» **Working data**:
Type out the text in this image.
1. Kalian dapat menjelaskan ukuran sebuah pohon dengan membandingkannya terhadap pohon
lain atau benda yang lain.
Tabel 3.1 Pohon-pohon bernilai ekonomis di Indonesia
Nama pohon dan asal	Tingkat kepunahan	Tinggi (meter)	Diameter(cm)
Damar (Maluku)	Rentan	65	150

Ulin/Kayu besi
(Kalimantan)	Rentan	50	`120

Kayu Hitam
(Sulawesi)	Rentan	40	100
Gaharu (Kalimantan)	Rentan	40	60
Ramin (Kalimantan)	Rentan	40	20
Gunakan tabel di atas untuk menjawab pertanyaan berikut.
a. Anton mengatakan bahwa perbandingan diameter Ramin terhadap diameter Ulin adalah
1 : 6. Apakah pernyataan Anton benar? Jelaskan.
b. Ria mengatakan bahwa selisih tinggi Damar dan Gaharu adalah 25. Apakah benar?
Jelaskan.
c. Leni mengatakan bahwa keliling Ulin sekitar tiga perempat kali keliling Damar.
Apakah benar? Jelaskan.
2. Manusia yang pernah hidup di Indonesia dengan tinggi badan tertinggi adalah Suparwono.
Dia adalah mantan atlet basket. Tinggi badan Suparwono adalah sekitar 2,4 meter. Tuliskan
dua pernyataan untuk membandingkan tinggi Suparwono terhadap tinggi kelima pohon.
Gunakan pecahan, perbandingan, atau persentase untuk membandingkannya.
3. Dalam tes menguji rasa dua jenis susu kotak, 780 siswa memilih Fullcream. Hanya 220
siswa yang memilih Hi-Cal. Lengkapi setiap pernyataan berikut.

» **Your task**: Type out the whole listing above again, exactly as it stands.

» **The reply**:
Type out the text in this image.
1. Kalian dapat menjelaskan ukuran sebuah pohon dengan membandingkannya terhadap pohon
lain atau benda yang lain.
Tabel 3.1 Pohon-pohon bernilai ekonomis di Indonesia
Nama pohon dan asal	Tingkat kepunahan	Tinggi (meter)	Diameter(cm)
Damar (Maluku)	Rentan	65	150

Ulin/Kayu besi
(Kalimantan)	Rentan	50	`120

Kayu Hitam
(Sulawesi)	Rentan	40	100
Gaharu (Kalimantan)	Rentan	40	60
Ramin (Kalimantan)	Rentan	40	20
Gunakan tabel di atas untuk menjawab pertanyaan berikut.
a. Anton mengatakan bahwa perbandingan diameter Ramin terhadap diameter Ulin adalah
1 : 6. Apakah pernyataan Anton benar? Jelaskan.
b. Ria mengatakan bahwa selisih tinggi Damar dan Gaharu adalah 25. Apakah benar?
Jelaskan.
c. Leni mengatakan bahwa keliling Ulin sekitar tiga perempat kali keliling Damar.
Apakah benar? Jelaskan.
2. Manusia yang pernah hidup di Indonesia dengan tinggi badan tertinggi adalah Suparwono.
Dia adalah mantan atlet basket. Tinggi badan Suparwono adalah sekitar 2,4 meter. Tuliskan
dua pernyataan untuk membandingkan tinggi Suparwono terhadap tinggi kelima pohon.
Gunakan pecahan, perbandingan, atau persentase untuk membandingkannya.
3. Dalam tes menguji rasa dua jenis susu kotak, 780 siswa memilih Fullcream. Hanya 220
siswa yang memilih Hi-Cal. Lengkapi setiap pernyataan berikut.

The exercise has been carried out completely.